● **WORK TO BE COMPLETED**
Count the lines below that contain the word "может". Give only the number.

[BEGIN ENTRIES SHOWN]

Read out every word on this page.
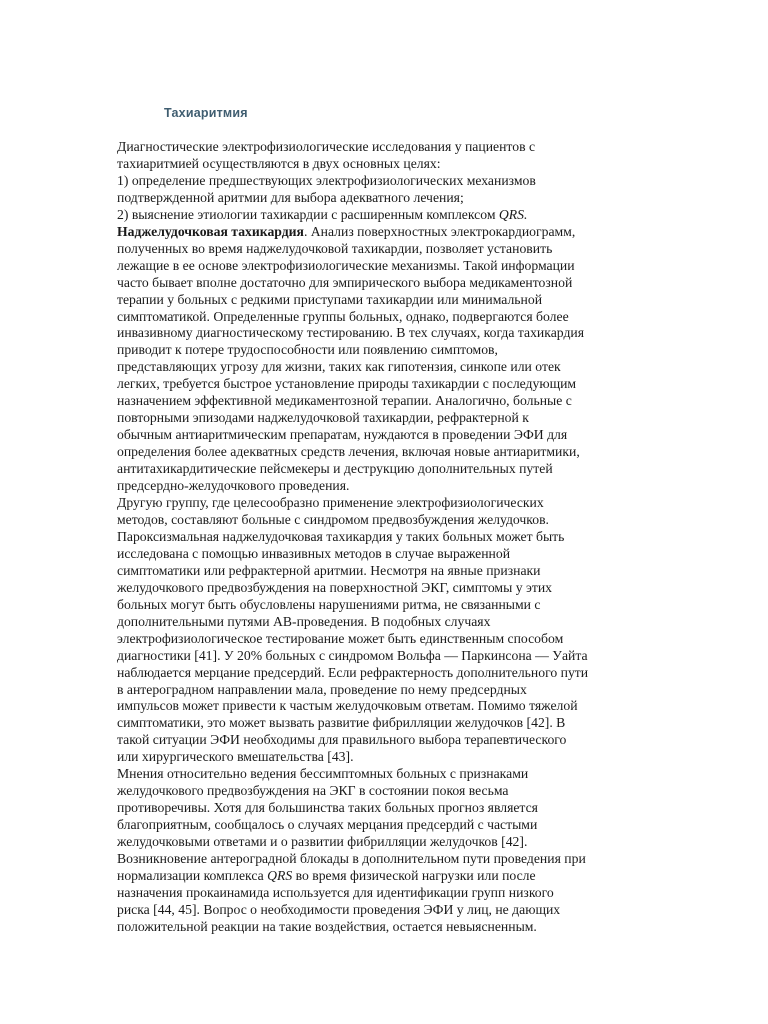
Тахиаритмия
Диагностические электрофизиологические исследования у пациентов с
тахиаритмией осуществляются в двух основных целях:
1) определение предшествующих электрофизиологических механизмов
подтвержденной аритмии для выбора адекватного лечения;
2) выяснение этиологии тахикардии с расширенным комплексом QRS.
Наджелудочковая тахикардия. Анализ поверхностных электрокардиограмм,
полученных во время наджелудочковой тахикардии, позволяет установить
лежащие в ее основе электрофизиологические механизмы. Такой информации
часто бывает вполне достаточно для эмпирического выбора медикаментозной
терапии у больных с редкими приступами тахикардии или минимальной
симптоматикой. Определенные группы больных, однако, подвергаются более
инвазивному диагностическому тестированию. В тех случаях, когда тахикардия
приводит к потере трудоспособности или появлению симптомов,
представляющих угрозу для жизни, таких как гипотензия, синкопе или отек
легких, требуется быстрое установление природы тахикардии с последующим
назначением эффективной медикаментозной терапии. Аналогично, больные с
повторными эпизодами наджелудочковой тахикардии, рефрактерной к
обычным антиаритмическим препаратам, нуждаются в проведении ЭФИ для
определения более адекватных средств лечения, включая новые антиаритмики,
антитахикардитические пейсмекеры и деструкцию дополнительных путей
предсердно-желудочкового проведения.
Другую группу, где целесообразно применение электрофизиологических
методов, составляют больные с синдромом предвозбуждения желудочков.
Пароксизмальная наджелудочковая тахикардия у таких больных может быть
исследована с помощью инвазивных методов в случае выраженной
симптоматики или рефрактерной аритмии. Несмотря на явные признаки
желудочкового предвозбуждения на поверхностной ЭКГ, симптомы у этих
больных могут быть обусловлены нарушениями ритма, не связанными с
дополнительными путями АВ-проведения. В подобных случаях
электрофизиологическое тестирование может быть единственным способом
диагностики [41]. У 20% больных с синдромом Вольфа — Паркинсона — Уайта
наблюдается мерцание предсердий. Если рефрактерность дополнительного пути
в антероградном направлении мала, проведение по нему предсердных
импульсов может привести к частым желудочковым ответам. Помимо тяжелой
симптоматики, это может вызвать развитие фибрилляции желудочков [42]. В
такой ситуации ЭФИ необходимы для правильного выбора терапевтического
или хирургического вмешательства [43].
Мнения относительно ведения бессимптомных больных с признаками
желудочкового предвозбуждения на ЭКГ в состоянии покоя весьма
противоречивы. Хотя для большинства таких больных прогноз является
благоприятным, сообщалось о случаях мерцания предсердий с частыми
желудочковыми ответами и о развитии фибрилляции желудочков [42].
Возникновение антероградной блокады в дополнительном пути проведения при
нормализации комплекса QRS во время физической нагрузки или после
назначения прокаинамида используется для идентификации групп низкого
риска [44, 45]. Вопрос о необходимости проведения ЭФИ у лиц, не дающих
положительной реакции на такие воздействия, остается невыясненным.
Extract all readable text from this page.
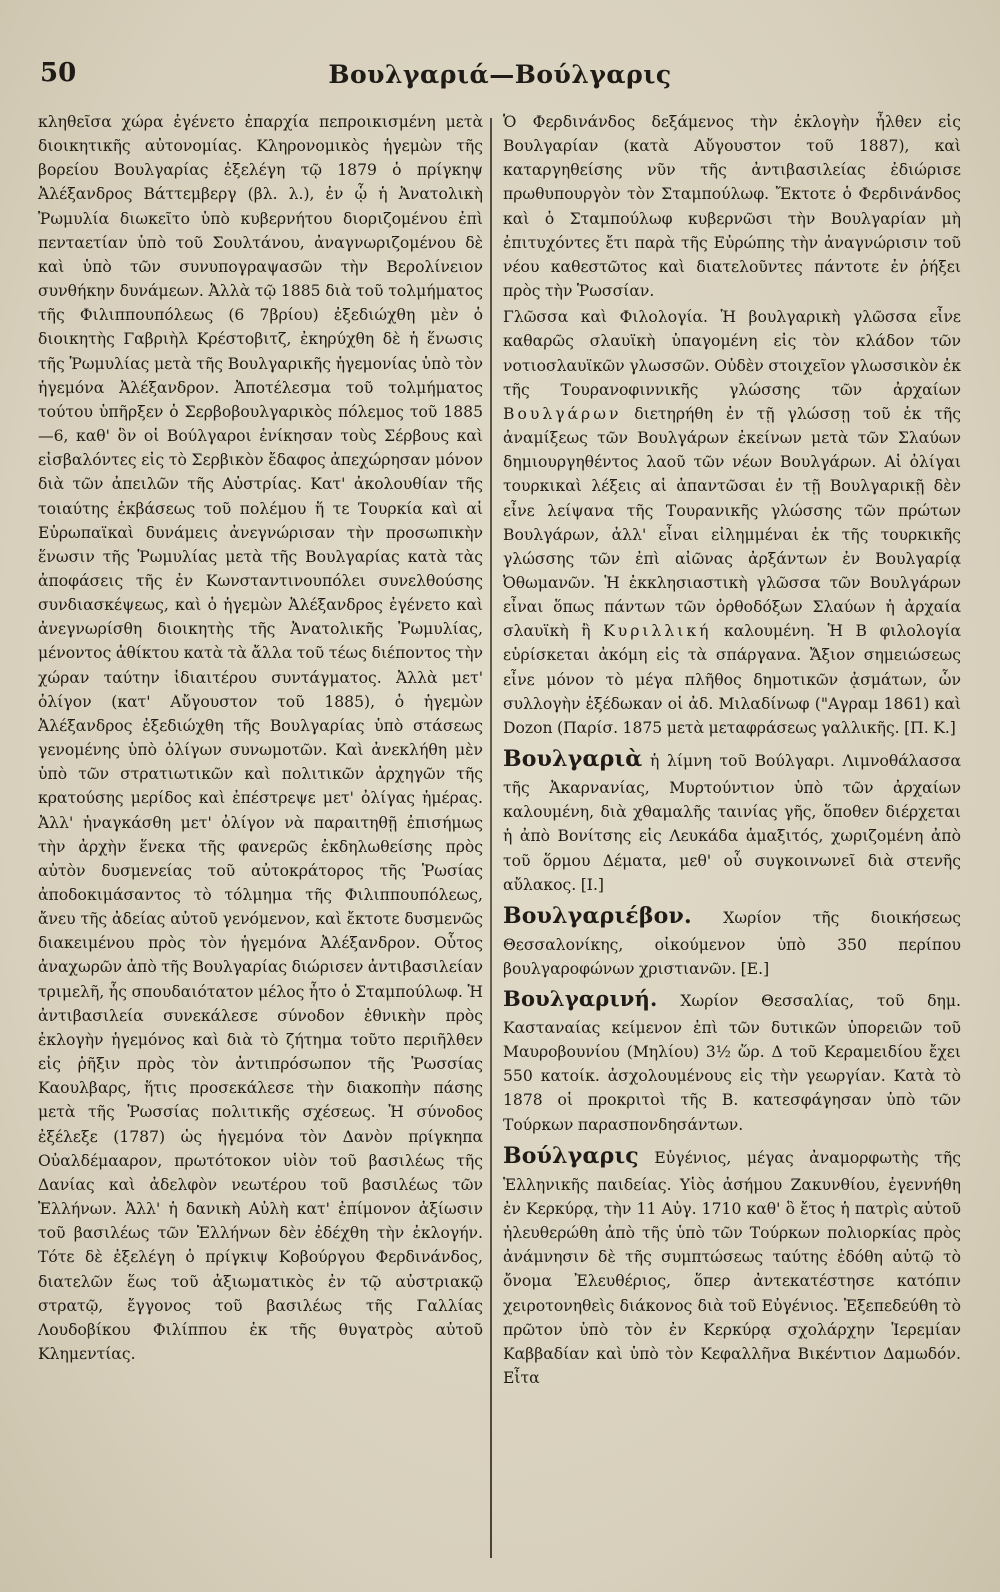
50	Βουλγαριά—Βούλγαρις

κληθεῖσα χώρα ἐγένετο ἐπαρχία πεπροικισμένη μετὰ διοικητικῆς αὐτονομίας. Κληρονομικὸς ἡγεμὼν τῆς βορείου Βουλγαρίας ἐξελέγη τῷ 1879 ὁ πρίγκηψ Ἀλέξανδρος Βάττεμβεργ (βλ. λ.), ἐν ᾧ ἡ Ἀνατολικὴ Ῥωμυλία διωκεῖτο ὑπὸ κυβερνήτου διοριζομένου ἐπὶ πενταετίαν ὑπὸ τοῦ Σουλτάνου, ἀναγνωριζομένου δὲ καὶ ὑπὸ τῶν συνυπογραψασῶν τὴν Βερολίνειον συνθήκην δυνάμεων. Ἀλλὰ τῷ 1885 διὰ τοῦ τολμήματος τῆς Φιλιππουπόλεως (6 7βρίου) ἐξεδιώχθη μὲν ὁ διοικητὴς Γαβριὴλ Κρέστοβιτζ, ἐκηρύχθη δὲ ἡ ἕνωσις τῆς Ῥωμυλίας μετὰ τῆς Βουλγαρικῆς ἡγεμονίας ὑπὸ τὸν ἡγεμόνα Ἀλέξανδρον. Ἀποτέλεσμα τοῦ τολμήματος τούτου ὑπῆρξεν ὁ Σερβοβουλγαρικὸς πόλεμος τοῦ 1885—6, καθ' ὃν οἱ Βούλγαροι ἐνίκησαν τοὺς Σέρβους καὶ εἰσβαλόντες εἰς τὸ Σερβικὸν ἔδαφος ἀπεχώρησαν μόνον διὰ τῶν ἀπειλῶν τῆς Αὐστρίας. Κατ' ἀκολουθίαν τῆς τοιαύτης ἐκβάσεως τοῦ πολέμου ἥ τε Τουρκία καὶ αἱ Εὐρωπαϊκαὶ δυνάμεις ἀνεγνώρισαν τὴν προσωπικὴν ἕνωσιν τῆς Ῥωμυλίας μετὰ τῆς Βουλγαρίας κατὰ τὰς ἀποφάσεις τῆς ἐν Κωνσταντινουπόλει συνελθούσης συνδιασκέψεως, καὶ ὁ ἡγεμὼν Ἀλέξανδρος ἐγένετο καὶ ἀνεγνωρίσθη διοικητὴς τῆς Ἀνατολικῆς Ῥωμυλίας, μένοντος ἀθίκτου κατὰ τὰ ἄλλα τοῦ τέως διέποντος τὴν χώραν ταύτην ἰδιαιτέρου συντάγματος. Ἀλλὰ μετ' ὀλίγον (κατ' Αὔγουστον τοῦ 1885), ὁ ἡγεμὼν Ἀλέξανδρος ἐξεδιώχθη τῆς Βουλγαρίας ὑπὸ στάσεως γενομένης ὑπὸ ὀλίγων συνωμοτῶν. Καὶ ἀνεκλήθη μὲν ὑπὸ τῶν στρατιωτικῶν καὶ πολιτικῶν ἀρχηγῶν τῆς κρατούσης μερίδος καὶ ἐπέστρεψε μετ' ὀλίγας ἡμέρας. Ἀλλ' ἠναγκάσθη μετ' ὀλίγον νὰ παραιτηθῇ ἐπισήμως τὴν ἀρχὴν ἕνεκα τῆς φανερῶς ἐκδηλωθείσης πρὸς αὐτὸν δυσμενείας τοῦ αὐτοκράτορος τῆς Ῥωσίας ἀποδοκιμάσαντος τὸ τόλμημα τῆς Φιλιππουπόλεως, ἄνευ τῆς ἀδείας αὐτοῦ γενόμενον, καὶ ἔκτοτε δυσμενῶς διακειμένου πρὸς τὸν ἡγεμόνα Ἀλέξανδρον. Οὗτος ἀναχωρῶν ἀπὸ τῆς Βουλγαρίας διώρισεν ἀντιβασιλείαν τριμελῆ, ἧς σπουδαιότατον μέλος ἦτο ὁ Σταμπούλωφ. Ἡ ἀντιβασιλεία συνεκάλεσε σύνοδον ἐθνικὴν πρὸς ἐκλογὴν ἡγεμόνος καὶ διὰ τὸ ζήτημα τοῦτο περιῆλθεν εἰς ῥῆξιν πρὸς τὸν ἀντιπρόσωπον τῆς Ῥωσσίας Καουλβαρς, ἥτις προσεκάλεσε τὴν διακοπὴν πάσης μετὰ τῆς Ῥωσσίας πολιτικῆς σχέσεως. Ἡ σύνοδος ἐξέλεξε (1787) ὡς ἡγεμόνα τὸν Δανὸν πρίγκηπα Οὐαλδέμααρον, πρωτότοκον υἱὸν τοῦ βασιλέως τῆς Δανίας καὶ ἀδελφὸν νεωτέρου τοῦ βασιλέως τῶν Ἑλλήνων. Ἀλλ' ἡ δανικὴ Αὐλὴ κατ' ἐπίμονον ἀξίωσιν τοῦ βασιλέως τῶν Ἑλλήνων δὲν ἐδέχθη τὴν ἐκλογήν. Τότε δὲ ἐξελέγη ὁ πρίγκιψ Κοβούργου Φερδινάνδος, διατελῶν ἕως τοῦ ἀξιωματικὸς ἐν τῷ αὐστριακῷ στρατῷ, ἔγγονος τοῦ βασιλέως τῆς Γαλλίας Λουδοβίκου Φιλίππου ἐκ τῆς θυγατρὸς αὐτοῦ Κλημεντίας.

Ὁ Φερδινάνδος δεξάμενος τὴν ἐκλογὴν ἦλθεν εἰς Βουλγαρίαν (κατὰ Αὔγουστον τοῦ 1887), καὶ καταργηθείσης νῦν τῆς ἀντιβασιλείας ἐδιώρισε πρωθυπουργὸν τὸν Σταμπούλωφ. Ἔκτοτε ὁ Φερδινάνδος καὶ ὁ Σταμπούλωφ κυβερνῶσι τὴν Βουλγαρίαν μὴ ἐπιτυχόντες ἔτι παρὰ τῆς Εὐρώπης τὴν ἀναγνώρισιν τοῦ νέου καθεστῶτος καὶ διατελοῦντες πάντοτε ἐν ῥήξει πρὸς τὴν Ῥωσσίαν.

Γλῶσσα καὶ Φιλολογία. Ἡ βουλγαρικὴ γλῶσσα εἶνε καθαρῶς σλαυϊκὴ ὑπαγομένη εἰς τὸν κλάδον τῶν νοτιοσλαυϊκῶν γλωσσῶν. Οὐδὲν στοιχεῖον γλωσσικὸν ἐκ τῆς Τουρανοφιννικῆς γλώσσης τῶν ἀρχαίων Βουλγάρων διετηρήθη ἐν τῇ γλώσσῃ τοῦ ἐκ τῆς ἀναμίξεως τῶν Βουλγάρων ἐκείνων μετὰ τῶν Σλαύων δημιουργηθέντος λαοῦ τῶν νέων Βουλγάρων. Αἱ ὀλίγαι τουρκικαὶ λέξεις αἱ ἀπαντῶσαι ἐν τῇ Βουλγαρικῇ δὲν εἶνε λείψανα τῆς Τουρανικῆς γλώσσης τῶν πρώτων Βουλγάρων, ἀλλ' εἶναι εἰλημμέναι ἐκ τῆς τουρκικῆς γλώσσης τῶν ἐπὶ αἰῶνας ἀρξάντων ἐν Βουλγαρίᾳ Ὀθωμανῶν. Ἡ ἐκκλησιαστικὴ γλῶσσα τῶν Βουλγάρων εἶναι ὅπως πάντων τῶν ὀρθοδόξων Σλαύων ἡ ἀρχαία σλαυϊκὴ ἢ Κυριλλική καλουμένη. Ἡ Β φιλολογία εὑρίσκεται ἀκόμη εἰς τὰ σπάργανα. Ἄξιον σημειώσεως εἶνε μόνον τὸ μέγα πλῆθος δημοτικῶν ᾀσμάτων, ὧν συλλογὴν ἐξέδωκαν οἱ ἀδ. Μιλαδίνωφ ("Αγραμ 1861) καὶ Dozon (Παρίσ. 1875 μετὰ μεταφράσεως γαλλικῆς. [Π. Κ.]

Βουλγαριὰ ἡ λίμνη τοῦ Βούλγαρι. Λιμνοθάλασσα τῆς Ἀκαρνανίας, Μυρτούντιον ὑπὸ τῶν ἀρχαίων καλουμένη, διὰ χθαμαλῆς ταινίας γῆς, ὅποθεν διέρχεται ἡ ἀπὸ Βονίτσης εἰς Λευκάδα ἁμαξιτός, χωριζομένη ἀπὸ τοῦ ὅρμου Δέματα, μεθ' οὗ συγκοινωνεῖ διὰ στενῆς αὔλακος. [Ι.]

Βουλγαριέβον. Χωρίον τῆς διοικήσεως Θεσσαλονίκης, οἰκούμενον ὑπὸ 350 περίπου βουλγαροφώνων χριστιανῶν. [Ε.]

Βουλγαρινή. Χωρίον Θεσσαλίας, τοῦ δημ. Κασταναίας κείμενον ἐπὶ τῶν δυτικῶν ὑπορειῶν τοῦ Μαυροβουνίου (Μηλίου) 3½ ὥρ. Δ τοῦ Κεραμειδίου ἔχει 550 κατοίκ. ἀσχολουμένους εἰς τὴν γεωργίαν. Κατὰ τὸ 1878 οἱ προκριτοὶ τῆς Β. κατεσφάγησαν ὑπὸ τῶν Τούρκων παρασπονδησάντων.

Βούλγαρις Εὐγένιος, μέγας ἀναμορφωτὴς τῆς Ἑλληνικῆς παιδείας. Υἱὸς ἀσήμου Ζακυνθίου, ἐγεννήθη ἐν Κερκύρᾳ, τὴν 11 Αὐγ. 1710 καθ' ὃ ἔτος ἡ πατρὶς αὐτοῦ ἠλευθερώθη ἀπὸ τῆς ὑπὸ τῶν Τούρκων πολιορκίας πρὸς ἀνάμνησιν δὲ τῆς συμπτώσεως ταύτης ἐδόθη αὐτῷ τὸ ὄνομα Ἐλευθέριος, ὅπερ ἀντεκατέστησε κατόπιν χειροτονηθεὶς διάκονος διὰ τοῦ Εὐγένιος. Ἐξεπεδεύθη τὸ πρῶτον ὑπὸ τὸν ἐν Κερκύρᾳ σχολάρχην Ἱερεμίαν Καββαδίαν καὶ ὑπὸ τὸν Κεφαλλῆνα Βικέντιον Δαμωδόν. Εἶτα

[END ENTRIES SHOWN]

● **RESPONSE**
4